-- RECORDS SHOWN start --

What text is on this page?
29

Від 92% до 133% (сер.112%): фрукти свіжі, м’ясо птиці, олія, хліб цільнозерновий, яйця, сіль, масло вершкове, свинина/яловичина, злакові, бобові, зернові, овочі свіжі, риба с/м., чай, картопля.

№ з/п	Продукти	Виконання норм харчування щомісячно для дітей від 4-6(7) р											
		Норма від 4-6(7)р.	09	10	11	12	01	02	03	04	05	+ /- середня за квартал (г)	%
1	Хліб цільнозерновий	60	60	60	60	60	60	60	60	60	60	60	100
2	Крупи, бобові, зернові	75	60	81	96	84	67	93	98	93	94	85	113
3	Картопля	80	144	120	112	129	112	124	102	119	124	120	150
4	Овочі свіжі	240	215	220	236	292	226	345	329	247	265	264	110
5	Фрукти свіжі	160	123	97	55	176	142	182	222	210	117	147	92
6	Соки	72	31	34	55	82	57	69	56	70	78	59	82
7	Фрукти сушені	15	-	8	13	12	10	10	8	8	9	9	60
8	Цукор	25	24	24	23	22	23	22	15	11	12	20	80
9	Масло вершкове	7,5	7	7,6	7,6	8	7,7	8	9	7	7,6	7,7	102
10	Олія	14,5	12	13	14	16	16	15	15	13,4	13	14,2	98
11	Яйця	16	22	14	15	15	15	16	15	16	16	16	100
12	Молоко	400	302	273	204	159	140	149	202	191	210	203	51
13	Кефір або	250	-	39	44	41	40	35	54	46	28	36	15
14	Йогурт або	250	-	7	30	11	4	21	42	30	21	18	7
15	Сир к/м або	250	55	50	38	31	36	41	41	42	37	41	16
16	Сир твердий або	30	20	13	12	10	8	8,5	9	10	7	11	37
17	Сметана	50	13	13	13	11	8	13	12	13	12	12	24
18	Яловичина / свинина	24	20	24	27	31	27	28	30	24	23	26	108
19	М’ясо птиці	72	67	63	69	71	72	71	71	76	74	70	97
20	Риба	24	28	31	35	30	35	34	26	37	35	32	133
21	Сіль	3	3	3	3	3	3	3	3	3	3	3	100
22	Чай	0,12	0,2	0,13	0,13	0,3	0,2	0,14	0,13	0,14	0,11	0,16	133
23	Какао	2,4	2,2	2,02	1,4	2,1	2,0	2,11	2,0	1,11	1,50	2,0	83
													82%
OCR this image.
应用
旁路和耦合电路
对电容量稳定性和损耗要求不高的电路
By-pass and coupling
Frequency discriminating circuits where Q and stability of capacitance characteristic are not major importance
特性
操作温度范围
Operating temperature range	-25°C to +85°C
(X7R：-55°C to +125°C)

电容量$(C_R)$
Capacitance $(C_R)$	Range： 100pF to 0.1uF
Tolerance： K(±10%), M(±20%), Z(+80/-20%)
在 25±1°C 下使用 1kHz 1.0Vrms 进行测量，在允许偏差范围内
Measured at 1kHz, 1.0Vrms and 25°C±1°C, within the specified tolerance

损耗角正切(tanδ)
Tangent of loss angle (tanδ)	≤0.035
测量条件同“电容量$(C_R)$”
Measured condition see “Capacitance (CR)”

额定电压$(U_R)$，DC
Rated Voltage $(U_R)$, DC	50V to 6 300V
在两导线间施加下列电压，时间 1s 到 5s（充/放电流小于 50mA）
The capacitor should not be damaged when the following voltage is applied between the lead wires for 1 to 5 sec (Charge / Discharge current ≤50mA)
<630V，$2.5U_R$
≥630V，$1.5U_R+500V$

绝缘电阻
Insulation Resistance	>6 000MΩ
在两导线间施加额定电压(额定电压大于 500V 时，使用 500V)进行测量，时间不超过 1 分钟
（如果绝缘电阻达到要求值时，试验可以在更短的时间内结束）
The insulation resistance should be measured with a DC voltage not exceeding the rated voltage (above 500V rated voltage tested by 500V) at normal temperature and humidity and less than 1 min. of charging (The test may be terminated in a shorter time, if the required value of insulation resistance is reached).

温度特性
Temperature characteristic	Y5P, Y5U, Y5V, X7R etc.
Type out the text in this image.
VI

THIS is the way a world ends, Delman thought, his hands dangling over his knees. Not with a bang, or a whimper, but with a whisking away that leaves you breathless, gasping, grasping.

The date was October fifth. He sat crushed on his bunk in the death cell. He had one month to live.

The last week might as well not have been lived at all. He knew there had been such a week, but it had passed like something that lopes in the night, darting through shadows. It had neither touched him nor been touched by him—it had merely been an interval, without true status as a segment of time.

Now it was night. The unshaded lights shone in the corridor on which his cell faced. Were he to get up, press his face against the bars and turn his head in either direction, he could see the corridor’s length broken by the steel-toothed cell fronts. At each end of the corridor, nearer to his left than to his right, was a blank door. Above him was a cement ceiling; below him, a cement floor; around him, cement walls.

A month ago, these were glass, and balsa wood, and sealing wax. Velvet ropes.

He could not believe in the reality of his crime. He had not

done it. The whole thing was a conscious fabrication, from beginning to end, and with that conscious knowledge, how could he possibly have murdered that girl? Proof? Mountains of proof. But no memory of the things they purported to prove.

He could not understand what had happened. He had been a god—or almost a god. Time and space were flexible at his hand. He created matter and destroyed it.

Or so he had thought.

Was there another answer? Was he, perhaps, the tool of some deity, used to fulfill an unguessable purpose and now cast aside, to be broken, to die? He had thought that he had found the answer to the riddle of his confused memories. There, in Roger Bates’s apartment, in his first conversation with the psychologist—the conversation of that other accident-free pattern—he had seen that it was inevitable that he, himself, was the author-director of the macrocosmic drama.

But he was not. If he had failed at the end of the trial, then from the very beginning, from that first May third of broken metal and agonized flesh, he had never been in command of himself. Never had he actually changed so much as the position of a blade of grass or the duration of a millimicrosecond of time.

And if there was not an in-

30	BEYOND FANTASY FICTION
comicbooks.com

-- RECORDS SHOWN end --

**WHAT TO PRODUCE**.
Determine how many lines of this listing contain "should", and give only the number.

**EXERCISE SOLUTION**.
2